** begin **

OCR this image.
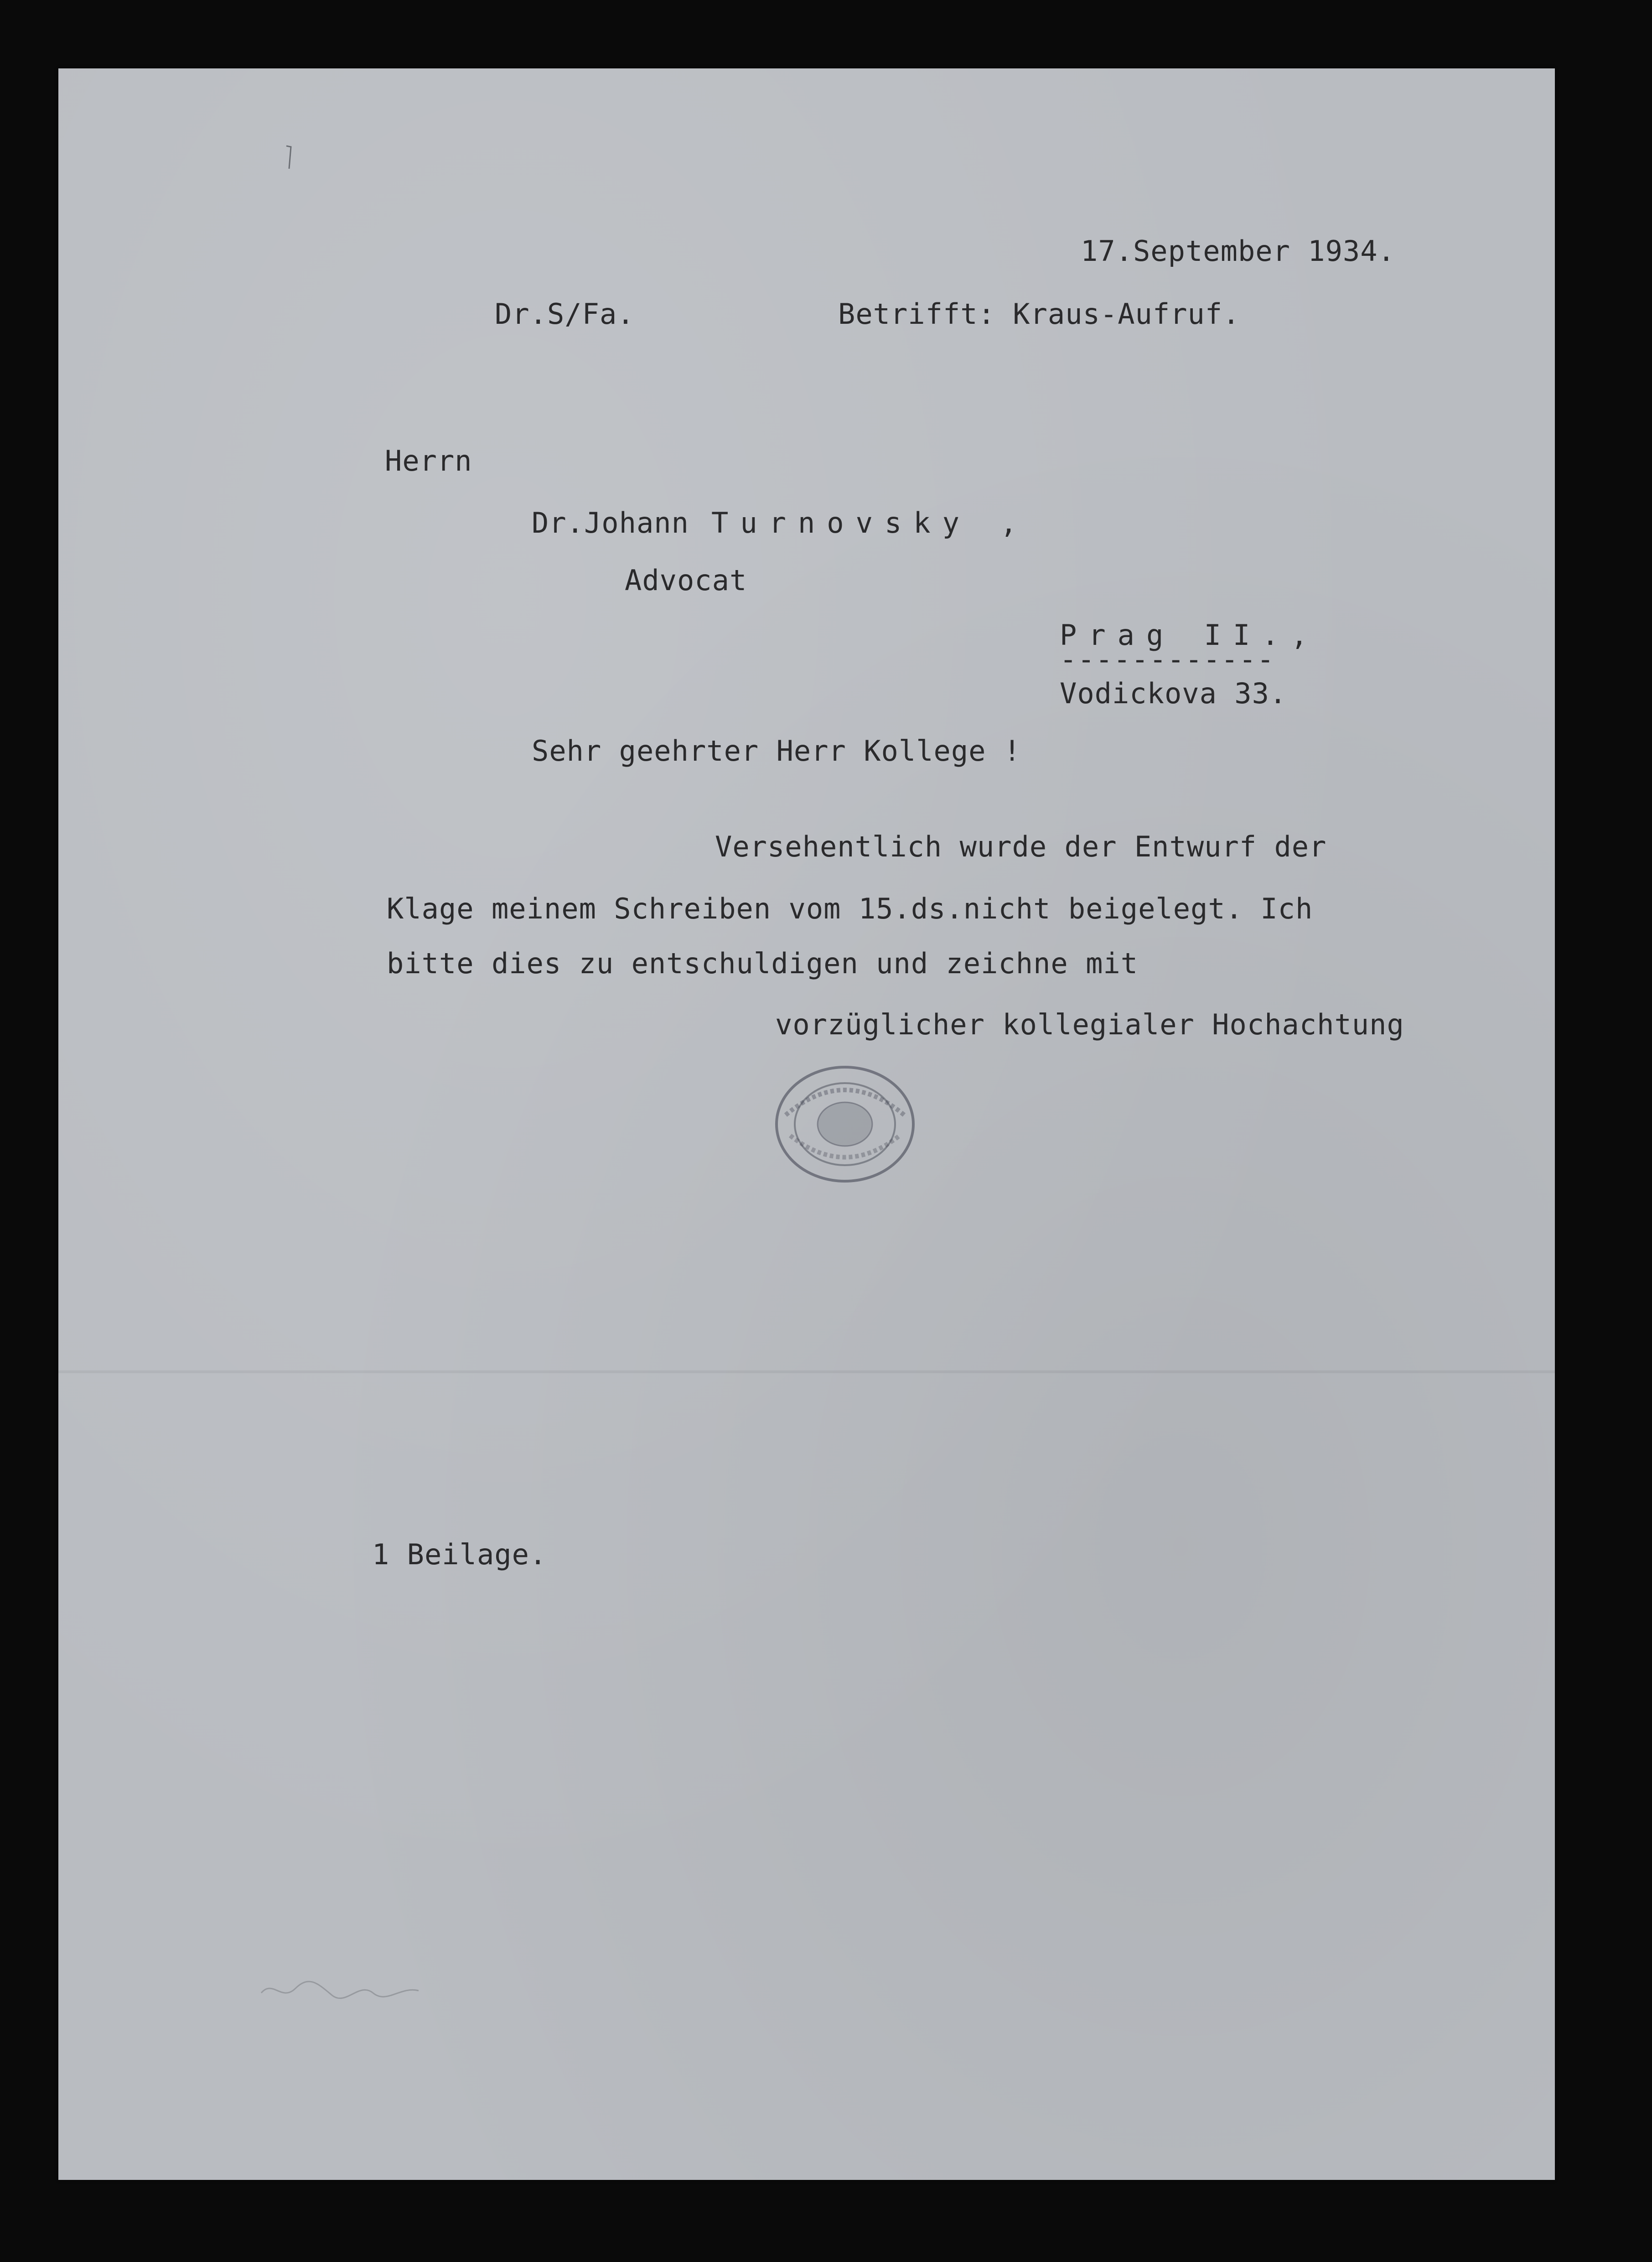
17.September 1934.
Dr.S/Fa.	Betrifft: Kraus-Aufruf.
Herrn
Dr.Johann Turnovsky ,
Advocat
Prag II.,
------------
Vodickova 33.
Sehr geehrter Herr Kollege !
Versehentlich wurde der Entwurf der
Klage meinem Schreiben vom 15.ds.nicht beigelegt. Ich
bitte dies zu entschuldigen und zeichne mit
vorzüglicher kollegialer Hochachtung
1 Beilage.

** end **

** EXERCISE DETAILS **
Every entry should be returned exactly as written, minus the pictures.

** RESPONSE FOR THIS EXERCISE **
OCR this image.
17.September 1934.
Dr.S/Fa.	Betrifft: Kraus-Aufruf.
Herrn
Dr.Johann Turnovsky ,
Advocat
Prag II.,
------------
Vodickova 33.
Sehr geehrter Herr Kollege !
Versehentlich wurde der Entwurf der
Klage meinem Schreiben vom 15.ds.nicht beigelegt. Ich
bitte dies zu entschuldigen und zeichne mit
vorzüglicher kollegialer Hochachtung
1 Beilage.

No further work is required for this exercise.